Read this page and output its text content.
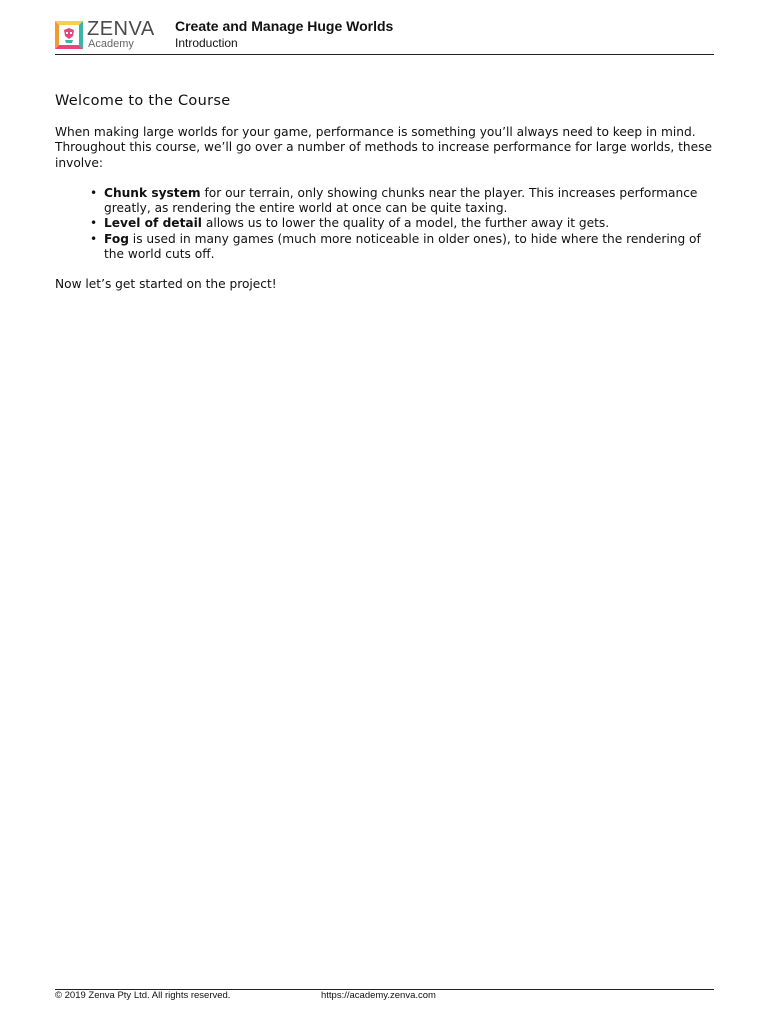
ZENVA
Academy
Create and Manage Huge Worlds
Introduction
Welcome to the Course

When making large worlds for your game, performance is something you’ll always need to keep in mind. Throughout this course, we’ll go over a number of methods to increase performance for large worlds, these involve:

• Chunk system for our terrain, only showing chunks near the player. This increases performance greatly, as rendering the entire world at once can be quite taxing.
• Level of detail allows us to lower the quality of a model, the further away it gets.
• Fog is used in many games (much more noticeable in older ones), to hide where the rendering of the world cuts off.

Now let’s get started on the project!

© 2019 Zenva Pty Ltd. All rights reserved.	https://academy.zenva.com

* * * * * * *

## What to work on
Keep the pictures out of the copy and return the rest of the data above exactly.

## Written response
Read this page and output its text content.
ZENVA
Academy
Create and Manage Huge Worlds
Introduction
Welcome to the Course

When making large worlds for your game, performance is something you’ll always need to keep in mind. Throughout this course, we’ll go over a number of methods to increase performance for large worlds, these involve:

• Chunk system for our terrain, only showing chunks near the player. This increases performance greatly, as rendering the entire world at once can be quite taxing.
• Level of detail allows us to lower the quality of a model, the further away it gets.
• Fog is used in many games (much more noticeable in older ones), to hide where the rendering of the world cuts off.

Now let’s get started on the project!

© 2019 Zenva Pty Ltd. All rights reserved.	https://academy.zenva.com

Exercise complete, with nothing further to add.